### What this task involves
Print every record below exactly as written.

--- Dataset content ---

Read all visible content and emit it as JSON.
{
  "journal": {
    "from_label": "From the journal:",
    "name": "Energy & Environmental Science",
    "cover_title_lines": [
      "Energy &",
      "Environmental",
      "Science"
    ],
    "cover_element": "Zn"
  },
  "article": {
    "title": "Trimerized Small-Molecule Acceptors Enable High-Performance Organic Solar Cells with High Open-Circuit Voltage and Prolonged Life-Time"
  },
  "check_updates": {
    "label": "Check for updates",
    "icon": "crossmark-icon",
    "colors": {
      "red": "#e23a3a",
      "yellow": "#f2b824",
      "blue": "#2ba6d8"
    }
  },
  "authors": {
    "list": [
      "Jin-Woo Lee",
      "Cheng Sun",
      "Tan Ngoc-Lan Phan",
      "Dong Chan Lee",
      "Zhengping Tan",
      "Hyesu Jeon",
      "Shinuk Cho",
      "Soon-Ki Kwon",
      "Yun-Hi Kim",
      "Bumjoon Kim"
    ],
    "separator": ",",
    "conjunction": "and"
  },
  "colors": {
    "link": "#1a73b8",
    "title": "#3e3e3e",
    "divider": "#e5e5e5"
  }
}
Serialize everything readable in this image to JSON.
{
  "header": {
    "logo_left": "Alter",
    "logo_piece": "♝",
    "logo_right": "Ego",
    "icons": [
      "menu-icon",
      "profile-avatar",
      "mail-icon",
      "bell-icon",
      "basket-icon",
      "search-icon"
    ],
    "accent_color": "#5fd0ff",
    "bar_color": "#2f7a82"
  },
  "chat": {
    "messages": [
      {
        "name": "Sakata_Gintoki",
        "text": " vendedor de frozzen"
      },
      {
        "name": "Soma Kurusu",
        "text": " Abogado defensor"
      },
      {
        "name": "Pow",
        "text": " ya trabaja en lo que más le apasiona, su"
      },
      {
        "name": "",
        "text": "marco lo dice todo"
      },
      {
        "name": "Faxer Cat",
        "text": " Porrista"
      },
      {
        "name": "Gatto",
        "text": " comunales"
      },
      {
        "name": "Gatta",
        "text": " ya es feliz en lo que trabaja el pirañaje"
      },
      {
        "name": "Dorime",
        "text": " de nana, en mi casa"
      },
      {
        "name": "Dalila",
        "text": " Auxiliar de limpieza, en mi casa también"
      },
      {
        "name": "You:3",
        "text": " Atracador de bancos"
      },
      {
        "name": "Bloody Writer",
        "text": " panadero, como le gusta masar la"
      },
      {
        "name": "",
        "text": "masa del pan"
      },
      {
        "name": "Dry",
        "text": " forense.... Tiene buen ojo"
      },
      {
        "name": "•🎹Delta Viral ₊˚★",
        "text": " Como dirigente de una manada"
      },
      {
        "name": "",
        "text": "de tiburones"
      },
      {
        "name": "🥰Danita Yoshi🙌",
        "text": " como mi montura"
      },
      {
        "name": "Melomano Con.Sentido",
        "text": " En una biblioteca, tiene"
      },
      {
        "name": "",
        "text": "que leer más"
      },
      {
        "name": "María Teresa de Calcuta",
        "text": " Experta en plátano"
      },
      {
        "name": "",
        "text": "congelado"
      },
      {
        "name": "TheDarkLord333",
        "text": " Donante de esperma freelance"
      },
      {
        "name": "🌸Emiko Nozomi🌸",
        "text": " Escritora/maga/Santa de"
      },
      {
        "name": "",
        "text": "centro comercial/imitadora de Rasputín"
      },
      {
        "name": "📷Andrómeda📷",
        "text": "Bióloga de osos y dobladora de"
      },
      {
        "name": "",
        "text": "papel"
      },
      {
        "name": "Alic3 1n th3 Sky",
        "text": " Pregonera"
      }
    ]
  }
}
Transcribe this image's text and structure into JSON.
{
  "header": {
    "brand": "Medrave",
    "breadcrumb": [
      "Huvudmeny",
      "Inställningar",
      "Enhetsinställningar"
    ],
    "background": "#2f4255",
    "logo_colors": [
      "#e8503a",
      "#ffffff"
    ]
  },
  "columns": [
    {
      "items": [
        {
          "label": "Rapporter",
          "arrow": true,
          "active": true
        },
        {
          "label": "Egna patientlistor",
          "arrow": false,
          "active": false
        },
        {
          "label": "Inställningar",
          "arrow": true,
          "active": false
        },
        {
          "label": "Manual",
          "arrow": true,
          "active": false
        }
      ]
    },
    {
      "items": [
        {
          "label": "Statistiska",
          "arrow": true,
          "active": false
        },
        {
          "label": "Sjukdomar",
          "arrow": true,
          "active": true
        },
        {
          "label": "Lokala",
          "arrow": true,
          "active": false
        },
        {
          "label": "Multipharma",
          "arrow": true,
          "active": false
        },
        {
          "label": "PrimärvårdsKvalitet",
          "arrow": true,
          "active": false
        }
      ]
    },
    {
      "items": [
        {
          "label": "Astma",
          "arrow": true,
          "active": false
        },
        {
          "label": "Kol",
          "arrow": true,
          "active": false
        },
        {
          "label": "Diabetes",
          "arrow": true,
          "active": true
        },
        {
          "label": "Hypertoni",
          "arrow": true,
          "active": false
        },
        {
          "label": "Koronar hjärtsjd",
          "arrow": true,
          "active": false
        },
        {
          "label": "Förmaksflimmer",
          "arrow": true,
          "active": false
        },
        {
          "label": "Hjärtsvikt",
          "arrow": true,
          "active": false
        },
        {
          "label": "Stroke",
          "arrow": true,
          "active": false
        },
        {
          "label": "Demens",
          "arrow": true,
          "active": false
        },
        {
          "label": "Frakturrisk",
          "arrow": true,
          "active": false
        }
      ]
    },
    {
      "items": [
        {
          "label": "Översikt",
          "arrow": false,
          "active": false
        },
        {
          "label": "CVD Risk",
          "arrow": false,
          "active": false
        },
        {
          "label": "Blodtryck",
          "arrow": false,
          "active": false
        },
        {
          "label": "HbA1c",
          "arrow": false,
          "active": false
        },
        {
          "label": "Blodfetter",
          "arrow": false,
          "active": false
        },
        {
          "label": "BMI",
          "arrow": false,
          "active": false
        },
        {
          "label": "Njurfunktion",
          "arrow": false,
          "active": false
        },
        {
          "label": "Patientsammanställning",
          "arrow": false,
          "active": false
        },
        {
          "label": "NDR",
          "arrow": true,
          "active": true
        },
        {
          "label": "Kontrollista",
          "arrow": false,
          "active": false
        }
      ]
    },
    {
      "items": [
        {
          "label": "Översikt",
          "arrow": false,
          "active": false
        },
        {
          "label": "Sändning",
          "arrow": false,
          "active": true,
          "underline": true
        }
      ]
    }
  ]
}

---

### Expected answer
Read all visible content and emit it as JSON.
{
  "journal": {
    "from_label": "From the journal:",
    "name": "Energy & Environmental Science",
    "cover_title_lines": [
      "Energy &",
      "Environmental",
      "Science"
    ],
    "cover_element": "Zn"
  },
  "article": {
    "title": "Trimerized Small-Molecule Acceptors Enable High-Performance Organic Solar Cells with High Open-Circuit Voltage and Prolonged Life-Time"
  },
  "check_updates": {
    "label": "Check for updates",
    "icon": "crossmark-icon",
    "colors": {
      "red": "#e23a3a",
      "yellow": "#f2b824",
      "blue": "#2ba6d8"
    }
  },
  "authors": {
    "list": [
      "Jin-Woo Lee",
      "Cheng Sun",
      "Tan Ngoc-Lan Phan",
      "Dong Chan Lee",
      "Zhengping Tan",
      "Hyesu Jeon",
      "Shinuk Cho",
      "Soon-Ki Kwon",
      "Yun-Hi Kim",
      "Bumjoon Kim"
    ],
    "separator": ",",
    "conjunction": "and"
  },
  "colors": {
    "link": "#1a73b8",
    "title": "#3e3e3e",
    "divider": "#e5e5e5"
  }
}
Serialize everything readable in this image to JSON.
{
  "header": {
    "logo_left": "Alter",
    "logo_piece": "♝",
    "logo_right": "Ego",
    "icons": [
      "menu-icon",
      "profile-avatar",
      "mail-icon",
      "bell-icon",
      "basket-icon",
      "search-icon"
    ],
    "accent_color": "#5fd0ff",
    "bar_color": "#2f7a82"
  },
  "chat": {
    "messages": [
      {
        "name": "Sakata_Gintoki",
        "text": " vendedor de frozzen"
      },
      {
        "name": "Soma Kurusu",
        "text": " Abogado defensor"
      },
      {
        "name": "Pow",
        "text": " ya trabaja en lo que más le apasiona, su"
      },
      {
        "name": "",
        "text": "marco lo dice todo"
      },
      {
        "name": "Faxer Cat",
        "text": " Porrista"
      },
      {
        "name": "Gatto",
        "text": " comunales"
      },
      {
        "name": "Gatta",
        "text": " ya es feliz en lo que trabaja el pirañaje"
      },
      {
        "name": "Dorime",
        "text": " de nana, en mi casa"
      },
      {
        "name": "Dalila",
        "text": " Auxiliar de limpieza, en mi casa también"
      },
      {
        "name": "You:3",
        "text": " Atracador de bancos"
      },
      {
        "name": "Bloody Writer",
        "text": " panadero, como le gusta masar la"
      },
      {
        "name": "",
        "text": "masa del pan"
      },
      {
        "name": "Dry",
        "text": " forense.... Tiene buen ojo"
      },
      {
        "name": "•🎹Delta Viral ₊˚★",
        "text": " Como dirigente de una manada"
      },
      {
        "name": "",
        "text": "de tiburones"
      },
      {
        "name": "🥰Danita Yoshi🙌",
        "text": " como mi montura"
      },
      {
        "name": "Melomano Con.Sentido",
        "text": " En una biblioteca, tiene"
      },
      {
        "name": "",
        "text": "que leer más"
      },
      {
        "name": "María Teresa de Calcuta",
        "text": " Experta en plátano"
      },
      {
        "name": "",
        "text": "congelado"
      },
      {
        "name": "TheDarkLord333",
        "text": " Donante de esperma freelance"
      },
      {
        "name": "🌸Emiko Nozomi🌸",
        "text": " Escritora/maga/Santa de"
      },
      {
        "name": "",
        "text": "centro comercial/imitadora de Rasputín"
      },
      {
        "name": "📷Andrómeda📷",
        "text": "Bióloga de osos y dobladora de"
      },
      {
        "name": "",
        "text": "papel"
      },
      {
        "name": "Alic3 1n th3 Sky",
        "text": " Pregonera"
      }
    ]
  }
}
Transcribe this image's text and structure into JSON.
{
  "header": {
    "brand": "Medrave",
    "breadcrumb": [
      "Huvudmeny",
      "Inställningar",
      "Enhetsinställningar"
    ],
    "background": "#2f4255",
    "logo_colors": [
      "#e8503a",
      "#ffffff"
    ]
  },
  "columns": [
    {
      "items": [
        {
          "label": "Rapporter",
          "arrow": true,
          "active": true
        },
        {
          "label": "Egna patientlistor",
          "arrow": false,
          "active": false
        },
        {
          "label": "Inställningar",
          "arrow": true,
          "active": false
        },
        {
          "label": "Manual",
          "arrow": true,
          "active": false
        }
      ]
    },
    {
      "items": [
        {
          "label": "Statistiska",
          "arrow": true,
          "active": false
        },
        {
          "label": "Sjukdomar",
          "arrow": true,
          "active": true
        },
        {
          "label": "Lokala",
          "arrow": true,
          "active": false
        },
        {
          "label": "Multipharma",
          "arrow": true,
          "active": false
        },
        {
          "label": "PrimärvårdsKvalitet",
          "arrow": true,
          "active": false
        }
      ]
    },
    {
      "items": [
        {
          "label": "Astma",
          "arrow": true,
          "active": false
        },
        {
          "label": "Kol",
          "arrow": true,
          "active": false
        },
        {
          "label": "Diabetes",
          "arrow": true,
          "active": true
        },
        {
          "label": "Hypertoni",
          "arrow": true,
          "active": false
        },
        {
          "label": "Koronar hjärtsjd",
          "arrow": true,
          "active": false
        },
        {
          "label": "Förmaksflimmer",
          "arrow": true,
          "active": false
        },
        {
          "label": "Hjärtsvikt",
          "arrow": true,
          "active": false
        },
        {
          "label": "Stroke",
          "arrow": true,
          "active": false
        },
        {
          "label": "Demens",
          "arrow": true,
          "active": false
        },
        {
          "label": "Frakturrisk",
          "arrow": true,
          "active": false
        }
      ]
    },
    {
      "items": [
        {
          "label": "Översikt",
          "arrow": false,
          "active": false
        },
        {
          "label": "CVD Risk",
          "arrow": false,
          "active": false
        },
        {
          "label": "Blodtryck",
          "arrow": false,
          "active": false
        },
        {
          "label": "HbA1c",
          "arrow": false,
          "active": false
        },
        {
          "label": "Blodfetter",
          "arrow": false,
          "active": false
        },
        {
          "label": "BMI",
          "arrow": false,
          "active": false
        },
        {
          "label": "Njurfunktion",
          "arrow": false,
          "active": false
        },
        {
          "label": "Patientsammanställning",
          "arrow": false,
          "active": false
        },
        {
          "label": "NDR",
          "arrow": true,
          "active": true
        },
        {
          "label": "Kontrollista",
          "arrow": false,
          "active": false
        }
      ]
    },
    {
      "items": [
        {
          "label": "Översikt",
          "arrow": false,
          "active": false
        },
        {
          "label": "Sändning",
          "arrow": false,
          "active": true,
          "underline": true
        }
      ]
    }
  ]
}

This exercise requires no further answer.